> [Short problem] Write out each line in which the string "JSON" is present.

## Start Supplied data

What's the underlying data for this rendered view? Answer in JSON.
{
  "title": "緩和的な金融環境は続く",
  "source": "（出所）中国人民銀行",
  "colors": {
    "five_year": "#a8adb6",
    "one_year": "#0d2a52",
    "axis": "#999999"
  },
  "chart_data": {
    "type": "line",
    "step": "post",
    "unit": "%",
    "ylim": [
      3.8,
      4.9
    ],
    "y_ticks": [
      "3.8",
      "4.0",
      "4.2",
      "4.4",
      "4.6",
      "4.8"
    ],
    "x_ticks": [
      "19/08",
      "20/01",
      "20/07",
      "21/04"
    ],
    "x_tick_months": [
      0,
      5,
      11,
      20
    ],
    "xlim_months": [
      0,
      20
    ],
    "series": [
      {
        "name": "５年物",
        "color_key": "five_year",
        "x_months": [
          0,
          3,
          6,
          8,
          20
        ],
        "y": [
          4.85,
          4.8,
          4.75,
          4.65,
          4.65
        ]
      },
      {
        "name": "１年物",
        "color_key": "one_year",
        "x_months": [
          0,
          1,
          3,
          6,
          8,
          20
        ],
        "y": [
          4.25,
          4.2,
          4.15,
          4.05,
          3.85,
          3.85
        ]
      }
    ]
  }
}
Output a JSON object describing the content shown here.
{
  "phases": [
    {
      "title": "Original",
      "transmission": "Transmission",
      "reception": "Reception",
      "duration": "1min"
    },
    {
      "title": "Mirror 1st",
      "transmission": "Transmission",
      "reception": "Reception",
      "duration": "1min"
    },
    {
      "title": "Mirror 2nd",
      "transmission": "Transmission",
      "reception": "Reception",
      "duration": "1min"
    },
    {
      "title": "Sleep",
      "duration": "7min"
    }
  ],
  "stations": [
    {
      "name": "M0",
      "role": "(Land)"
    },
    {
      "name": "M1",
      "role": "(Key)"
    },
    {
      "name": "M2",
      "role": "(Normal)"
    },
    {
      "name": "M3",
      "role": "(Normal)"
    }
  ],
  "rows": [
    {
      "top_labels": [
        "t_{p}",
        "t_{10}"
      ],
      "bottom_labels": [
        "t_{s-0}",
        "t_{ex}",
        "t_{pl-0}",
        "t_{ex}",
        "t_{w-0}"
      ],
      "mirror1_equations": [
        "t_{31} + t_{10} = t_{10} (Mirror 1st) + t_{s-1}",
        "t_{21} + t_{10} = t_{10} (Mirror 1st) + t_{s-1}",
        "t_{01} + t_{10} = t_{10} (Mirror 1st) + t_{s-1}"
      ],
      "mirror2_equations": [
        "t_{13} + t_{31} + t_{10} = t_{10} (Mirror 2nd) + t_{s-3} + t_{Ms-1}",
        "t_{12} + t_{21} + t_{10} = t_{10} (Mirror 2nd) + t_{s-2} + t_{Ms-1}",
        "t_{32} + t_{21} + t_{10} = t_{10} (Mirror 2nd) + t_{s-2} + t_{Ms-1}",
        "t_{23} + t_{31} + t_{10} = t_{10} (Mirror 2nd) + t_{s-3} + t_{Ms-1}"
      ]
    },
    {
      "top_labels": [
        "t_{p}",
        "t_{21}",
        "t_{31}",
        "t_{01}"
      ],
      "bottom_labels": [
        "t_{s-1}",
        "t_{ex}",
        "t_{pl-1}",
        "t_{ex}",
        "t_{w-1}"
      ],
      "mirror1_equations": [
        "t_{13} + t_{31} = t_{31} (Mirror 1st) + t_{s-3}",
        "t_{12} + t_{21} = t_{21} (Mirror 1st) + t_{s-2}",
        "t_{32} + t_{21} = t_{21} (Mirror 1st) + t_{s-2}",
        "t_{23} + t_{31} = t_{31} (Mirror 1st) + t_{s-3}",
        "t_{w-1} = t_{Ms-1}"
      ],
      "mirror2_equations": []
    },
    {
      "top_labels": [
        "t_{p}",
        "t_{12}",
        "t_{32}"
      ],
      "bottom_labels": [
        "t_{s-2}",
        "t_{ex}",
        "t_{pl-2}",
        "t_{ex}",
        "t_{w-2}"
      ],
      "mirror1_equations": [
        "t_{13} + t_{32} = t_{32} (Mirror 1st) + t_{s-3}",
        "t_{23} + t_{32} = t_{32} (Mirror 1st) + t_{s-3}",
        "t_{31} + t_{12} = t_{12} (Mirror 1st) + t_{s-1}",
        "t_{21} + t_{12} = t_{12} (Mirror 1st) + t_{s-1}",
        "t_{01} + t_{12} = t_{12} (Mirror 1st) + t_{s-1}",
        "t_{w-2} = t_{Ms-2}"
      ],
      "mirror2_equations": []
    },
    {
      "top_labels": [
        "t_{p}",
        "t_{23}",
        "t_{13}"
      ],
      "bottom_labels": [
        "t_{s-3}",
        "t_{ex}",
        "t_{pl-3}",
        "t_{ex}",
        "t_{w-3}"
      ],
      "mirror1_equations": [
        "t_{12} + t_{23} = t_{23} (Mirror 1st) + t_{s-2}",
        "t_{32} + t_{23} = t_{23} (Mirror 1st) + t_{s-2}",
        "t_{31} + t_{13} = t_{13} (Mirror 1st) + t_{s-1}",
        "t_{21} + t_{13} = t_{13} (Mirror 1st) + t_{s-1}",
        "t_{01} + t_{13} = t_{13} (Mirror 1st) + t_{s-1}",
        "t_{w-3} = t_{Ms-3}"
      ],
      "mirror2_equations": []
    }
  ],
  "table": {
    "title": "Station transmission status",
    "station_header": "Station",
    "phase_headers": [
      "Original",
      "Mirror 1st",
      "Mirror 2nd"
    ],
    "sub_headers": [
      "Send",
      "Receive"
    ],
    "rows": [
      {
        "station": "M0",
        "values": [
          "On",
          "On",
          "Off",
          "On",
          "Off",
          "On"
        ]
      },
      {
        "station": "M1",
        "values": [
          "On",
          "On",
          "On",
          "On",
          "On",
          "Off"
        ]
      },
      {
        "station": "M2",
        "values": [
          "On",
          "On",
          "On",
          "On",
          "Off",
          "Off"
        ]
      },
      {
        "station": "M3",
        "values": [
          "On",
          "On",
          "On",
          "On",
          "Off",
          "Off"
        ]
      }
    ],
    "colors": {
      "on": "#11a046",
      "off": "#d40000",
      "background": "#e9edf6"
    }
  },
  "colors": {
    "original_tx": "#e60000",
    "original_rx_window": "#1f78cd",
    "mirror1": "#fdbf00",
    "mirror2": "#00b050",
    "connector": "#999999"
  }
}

## End Supplied data

> [Output for this task]
What's the underlying data for this rendered view? Answer in JSON.
Output a JSON object describing the content shown here.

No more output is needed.